Task description: In the following material, identify every line holding the string "Centre" and return it.

###

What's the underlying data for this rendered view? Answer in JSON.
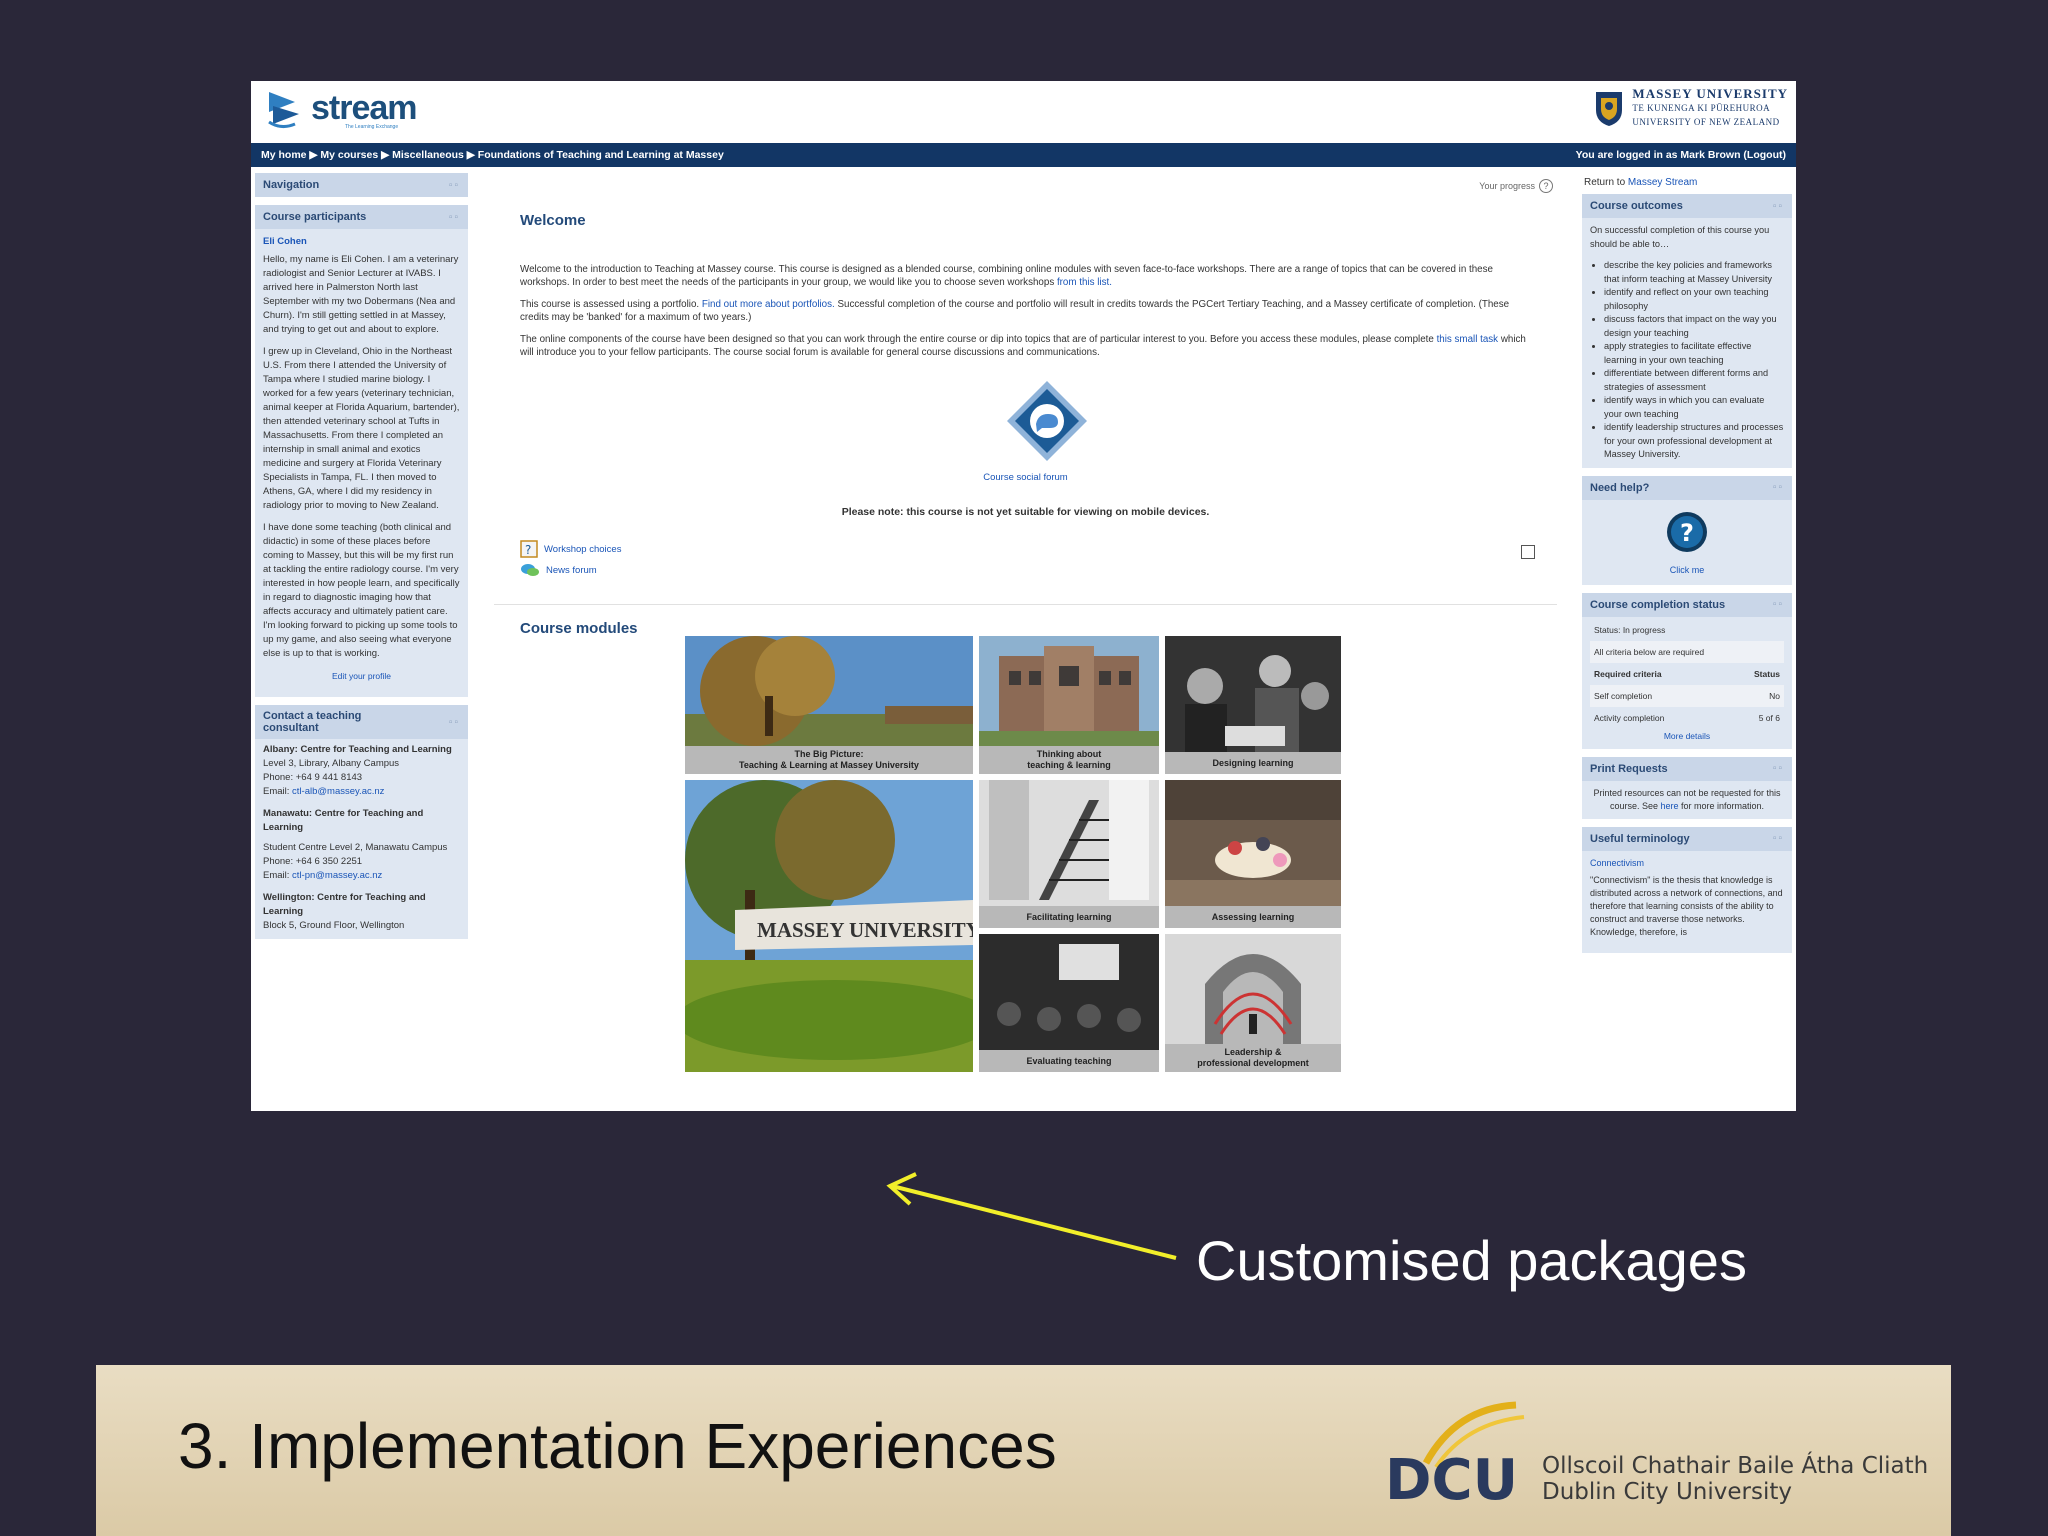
{
  "screenshot": {
    "logo_text": "stream",
    "logo_tagline": "The Learning Exchange",
    "massey_name": "MASSEY UNIVERSITY",
    "massey_maori": "TE KUNENGA KI PŪREHUROA",
    "massey_nz": "UNIVERSITY OF NEW ZEALAND",
    "breadcrumb": "My home ▶ My courses ▶ Miscellaneous ▶ Foundations of Teaching and Learning at Massey",
    "login_text": "You are logged in as Mark Brown (Logout)",
    "left_blocks": {
      "navigation_title": "Navigation",
      "participants_title": "Course participants",
      "participant_name": "Eli Cohen",
      "participant_bio": [
        "Hello, my name is Eli Cohen. I am a veterinary radiologist and Senior Lecturer at IVABS. I arrived here in Palmerston North last September with my two Dobermans (Nea and Churn). I'm still getting settled in at Massey, and trying to get out and about to explore.",
        "I grew up in Cleveland, Ohio in the Northeast U.S. From there I attended the University of Tampa where I studied marine biology. I worked for a few years (veterinary technician, animal keeper at Florida Aquarium, bartender), then attended veterinary school at Tufts in Massachusetts. From there I completed an internship in small animal and exotics medicine and surgery at Florida Veterinary Specialists in Tampa, FL. I then moved to Athens, GA, where I did my residency in radiology prior to moving to New Zealand.",
        "I have done some teaching (both clinical and didactic) in some of these places before coming to Massey, but this will be my first run at tackling the entire radiology course. I'm very interested in how people learn, and specifically in regard to diagnostic imaging how that affects accuracy and ultimately patient care. I'm looking forward to picking up some tools to up my game, and also seeing what everyone else is up to that is working."
      ],
      "edit_profile": "Edit your profile",
      "contact_title": "Contact a teaching consultant",
      "albany_head": "Albany: Centre for Teaching and Learning",
      "albany_body": "Level 3, Library, Albany Campus",
      "albany_phone": "Phone: +64 9 441 8143",
      "albany_email_label": "Email: ",
      "albany_email": "ctl-alb@massey.ac.nz",
      "manawatu_head": "Manawatu: Centre for Teaching and Learning",
      "manawatu_body": "Student Centre Level 2, Manawatu Campus",
      "manawatu_phone": "Phone: +64 6 350 2251",
      "manawatu_email_label": "Email: ",
      "manawatu_email": "ctl-pn@massey.ac.nz",
      "wellington_head": "Wellington: Centre for Teaching and Learning",
      "wellington_body": "Block 5, Ground Floor, Wellington"
    },
    "main": {
      "progress_label": "Your progress",
      "welcome_title": "Welcome",
      "welcome_p1": "Welcome to the introduction to Teaching at Massey course. This course is designed as a blended course, combining online modules with seven face-to-face workshops. There are a range of topics that can be covered in these workshops. In order to best meet the needs of the participants in your group, we would like you to choose seven workshops ",
      "welcome_p1_link": "from this list.",
      "welcome_p2_a": "This course is assessed using a portfolio. ",
      "welcome_p2_link": "Find out more about portfolios.",
      "welcome_p2_b": " Successful completion of the course and portfolio will result in credits towards the PGCert Tertiary Teaching, and a Massey certificate of completion. (These credits may be 'banked' for a maximum of two years.)",
      "welcome_p3_a": "The online components of the course have been designed so that you can work through the entire course or dip into topics that are of particular interest to you. Before you access these modules, please complete ",
      "welcome_p3_link": "this small task",
      "welcome_p3_b": " which will introduce you to your fellow participants. The course social forum is available for general course discussions and communications.",
      "forum_label": "Course social forum",
      "mobile_note": "Please note: this course is not yet suitable for viewing on mobile devices.",
      "activity_1": "Workshop choices",
      "activity_2": "News forum",
      "modules_title": "Course modules",
      "tiles": [
        {
          "caption": "The Big Picture:\nTeaching & Learning at Massey University"
        },
        {
          "caption": "Thinking about\nteaching & learning"
        },
        {
          "caption": "Designing learning"
        },
        {
          "caption": "",
          "sign_text": "MASSEY UNIVERSITY"
        },
        {
          "caption": "Facilitating learning"
        },
        {
          "caption": "Assessing learning"
        },
        {
          "caption": "Evaluating teaching"
        },
        {
          "caption": "Leadership &\nprofessional development"
        }
      ]
    },
    "right_blocks": {
      "return_prefix": "Return to ",
      "return_link": "Massey Stream",
      "outcomes_title": "Course outcomes",
      "outcomes_intro": "On successful completion of this course you should be able to…",
      "outcomes": [
        "describe the key policies and frameworks that inform teaching at Massey University",
        "identify and reflect on your own teaching philosophy",
        "discuss factors that impact on the way you design your teaching",
        "apply strategies to facilitate effective learning in your own teaching",
        "differentiate between different forms and strategies of assessment",
        "identify ways in which you can evaluate your own teaching",
        "identify leadership structures and processes for your own professional development at Massey University."
      ],
      "help_title": "Need help?",
      "help_link": "Click me",
      "completion_title": "Course completion status",
      "status_line": "Status: In progress",
      "criteria_note": "All criteria below are required",
      "col_required": "Required criteria",
      "col_status": "Status",
      "row1_label": "Self completion",
      "row1_value": "No",
      "row2_label": "Activity completion",
      "row2_value": "5 of 6",
      "more_details": "More details",
      "print_title": "Print Requests",
      "print_a": "Printed resources can not be requested for this course. See ",
      "print_link": "here",
      "print_b": " for more information.",
      "terminology_title": "Useful terminology",
      "term_name": "Connectivism",
      "term_def": "\"Connectivism\" is the thesis that knowledge is distributed across a network of connections, and therefore that learning consists of the ability to construct and traverse those networks. Knowledge, therefore, is"
    }
  },
  "annotation": {
    "caption": "Customised packages",
    "arrow_color": "#f2ef2a"
  },
  "footer": {
    "title": "3. Implementation Experiences",
    "dcu_abbr": "DCU",
    "dcu_irish": "Ollscoil Chathair Baile Átha Cliath",
    "dcu_english": "Dublin City University"
  },
  "colors": {
    "background": "#2a2739",
    "navbar": "#123665",
    "block_head": "#c9d6e8",
    "footer": "#e3d4b5"
  }
}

###

The result:
      "albany_head": "Albany: Centre for Teaching and Learning",
      "manawatu_head": "Manawatu: Centre for Teaching and Learning",
      "manawatu_body": "Student Centre Level 2, Manawatu Campus",
      "wellington_head": "Wellington: Centre for Teaching and Learning",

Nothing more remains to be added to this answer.